*** DOCUMENTO ***

AUGURI DEI DIPENDENTI VATICANI, CON I FAMILIARI
DISCORSO DEL SANTO PADRE FRANCESCO
Aula Paolo VI
Giovedì, 21 dicembre 2017
Buongiorno!
Prima di tutto, vorrei ringraziare. Ringraziare ognuno di voi per il lavoro che fa qui dentro. Ognuno ha il suo lavoro, lo conosce… Ci sono anche delle squadre di lavoro, in Vaticano... Questo lavoro è quello che fa funzionare questo “treno” che è il Vaticano, la Santa Sede, che sembra tanto pesante, tanto grande, con tanti problemi, tante cose… E ognuno di voi dà il meglio di sé per fare questo lavoro. Io sono cosciente che senza il vostro lavoro… – uno di voi mi diceva che è da 43 anni che lavora qui; quanta memoria! – senza il lavoro che voi fate, le cose non andrebbero bene, e questo significa che il lavoro della Chiesa non andrebbe bene, non si potrebbe fare tanto lavoro per la predicazione del Vangelo, per aiutare tanta gente, i malati, le scuole, tante cose… Voi siete una parte di questa “catena” che porta avanti il nostro lavoro di Chiesa.

*** DATI FORNITI ***

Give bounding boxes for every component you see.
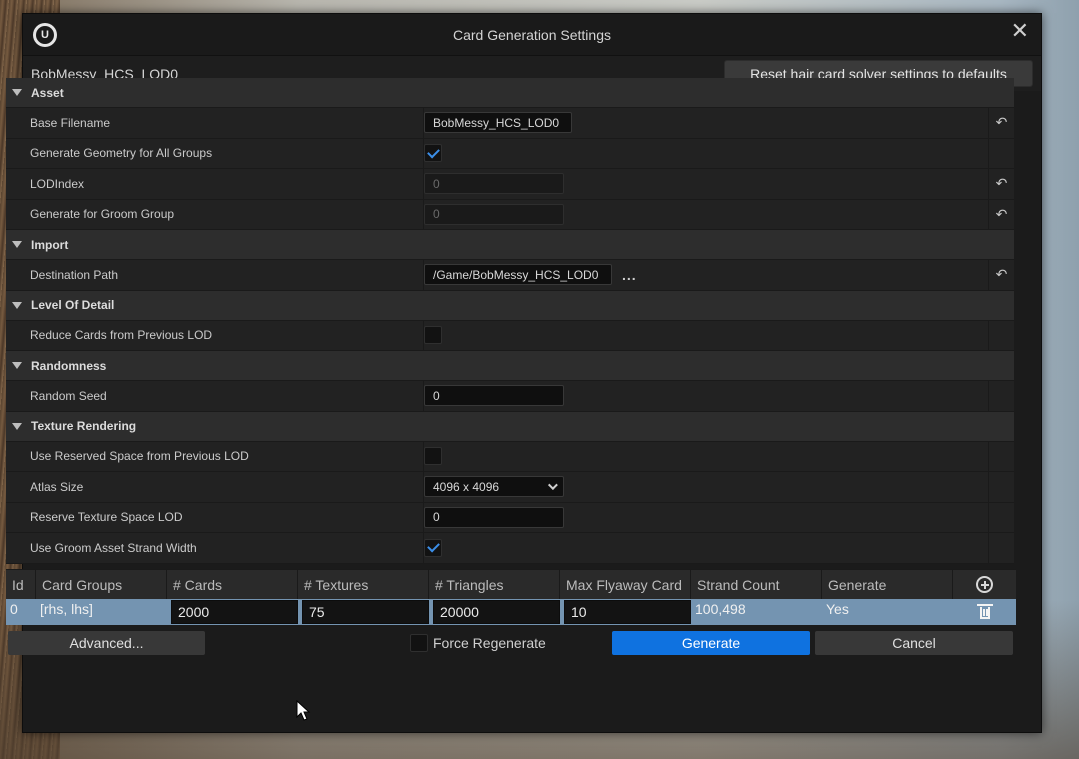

***

### [COMPITI]
• 1. Trascrivi dal discorso tutto ciò che va da "Prima di tutto, vorrei" fino a "lavoro di Chiesa.".
• 2. Elenca tutto ciò per cui, secondo il discorso, non si potrebbe fare tanto lavoro senza quello dei dipendenti.

### [RISPOSTE ATTESE]
• 1.
Prima di tutto, vorrei ringraziare. Ringraziare ognuno di voi per il lavoro che fa qui dentro. Ognuno ha il suo lavoro, lo conosce… Ci sono anche delle squadre di lavoro, in Vaticano... Questo lavoro è quello che fa funzionare questo “treno” che è il Vaticano, la Santa Sede, che sembra tanto pesante, tanto grande, con tanti problemi, tante cose… E ognuno di voi dà il meglio di sé per fare questo lavoro. Io sono cosciente che senza il vostro lavoro… – uno di voi mi diceva che è da 43 anni che lavora qui; quanta memoria! – senza il lavoro che voi fate, le cose non andrebbero bene, e questo significa che il lavoro della Chiesa non andrebbe bene, non si potrebbe fare tanto lavoro per la predicazione del Vangelo, per aiutare tanta gente, i malati, le scuole, tante cose… Voi siete una parte di questa “catena” che porta avanti il nostro lavoro di Chiesa.

• 2.
- la predicazione del Vangelo
- aiutare tanta gente
- i malati
- le scuole
- tante cose